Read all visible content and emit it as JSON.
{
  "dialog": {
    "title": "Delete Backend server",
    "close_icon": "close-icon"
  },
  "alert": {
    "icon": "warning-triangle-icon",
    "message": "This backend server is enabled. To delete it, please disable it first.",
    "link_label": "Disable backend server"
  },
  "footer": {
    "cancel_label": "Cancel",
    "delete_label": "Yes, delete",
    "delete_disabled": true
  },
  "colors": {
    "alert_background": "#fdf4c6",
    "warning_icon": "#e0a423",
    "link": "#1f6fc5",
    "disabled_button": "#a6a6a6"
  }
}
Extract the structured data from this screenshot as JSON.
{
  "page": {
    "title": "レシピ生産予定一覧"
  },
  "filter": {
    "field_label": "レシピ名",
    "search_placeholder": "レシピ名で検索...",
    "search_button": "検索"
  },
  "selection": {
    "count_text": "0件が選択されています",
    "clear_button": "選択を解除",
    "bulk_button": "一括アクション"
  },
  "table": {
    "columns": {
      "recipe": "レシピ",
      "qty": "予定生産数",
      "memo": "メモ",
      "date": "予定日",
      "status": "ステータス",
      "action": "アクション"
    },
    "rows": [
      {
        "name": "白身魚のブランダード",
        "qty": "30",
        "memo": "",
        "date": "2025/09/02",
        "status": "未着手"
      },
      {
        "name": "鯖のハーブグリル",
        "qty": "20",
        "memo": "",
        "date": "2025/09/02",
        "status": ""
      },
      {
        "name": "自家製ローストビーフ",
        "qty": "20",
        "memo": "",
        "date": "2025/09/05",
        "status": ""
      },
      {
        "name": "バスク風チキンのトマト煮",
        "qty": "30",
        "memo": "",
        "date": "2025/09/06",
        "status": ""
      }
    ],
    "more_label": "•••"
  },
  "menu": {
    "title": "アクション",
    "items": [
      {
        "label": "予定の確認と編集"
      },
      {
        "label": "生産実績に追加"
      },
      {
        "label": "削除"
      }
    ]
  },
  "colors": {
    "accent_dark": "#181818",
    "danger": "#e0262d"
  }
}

PROBLEM DESCRIPTION.
Copy every line of the material, please, keeping it exactly the same.

ANSWER TO THE EXERCISE.
Read all visible content and emit it as JSON.
{
  "dialog": {
    "title": "Delete Backend server",
    "close_icon": "close-icon"
  },
  "alert": {
    "icon": "warning-triangle-icon",
    "message": "This backend server is enabled. To delete it, please disable it first.",
    "link_label": "Disable backend server"
  },
  "footer": {
    "cancel_label": "Cancel",
    "delete_label": "Yes, delete",
    "delete_disabled": true
  },
  "colors": {
    "alert_background": "#fdf4c6",
    "warning_icon": "#e0a423",
    "link": "#1f6fc5",
    "disabled_button": "#a6a6a6"
  }
}
Extract the structured data from this screenshot as JSON.
{
  "page": {
    "title": "レシピ生産予定一覧"
  },
  "filter": {
    "field_label": "レシピ名",
    "search_placeholder": "レシピ名で検索...",
    "search_button": "検索"
  },
  "selection": {
    "count_text": "0件が選択されています",
    "clear_button": "選択を解除",
    "bulk_button": "一括アクション"
  },
  "table": {
    "columns": {
      "recipe": "レシピ",
      "qty": "予定生産数",
      "memo": "メモ",
      "date": "予定日",
      "status": "ステータス",
      "action": "アクション"
    },
    "rows": [
      {
        "name": "白身魚のブランダード",
        "qty": "30",
        "memo": "",
        "date": "2025/09/02",
        "status": "未着手"
      },
      {
        "name": "鯖のハーブグリル",
        "qty": "20",
        "memo": "",
        "date": "2025/09/02",
        "status": ""
      },
      {
        "name": "自家製ローストビーフ",
        "qty": "20",
        "memo": "",
        "date": "2025/09/05",
        "status": ""
      },
      {
        "name": "バスク風チキンのトマト煮",
        "qty": "30",
        "memo": "",
        "date": "2025/09/06",
        "status": ""
      }
    ],
    "more_label": "•••"
  },
  "menu": {
    "title": "アクション",
    "items": [
      {
        "label": "予定の確認と編集"
      },
      {
        "label": "生産実績に追加"
      },
      {
        "label": "削除"
      }
    ]
  },
  "colors": {
    "accent_dark": "#181818",
    "danger": "#e0262d"
  }
}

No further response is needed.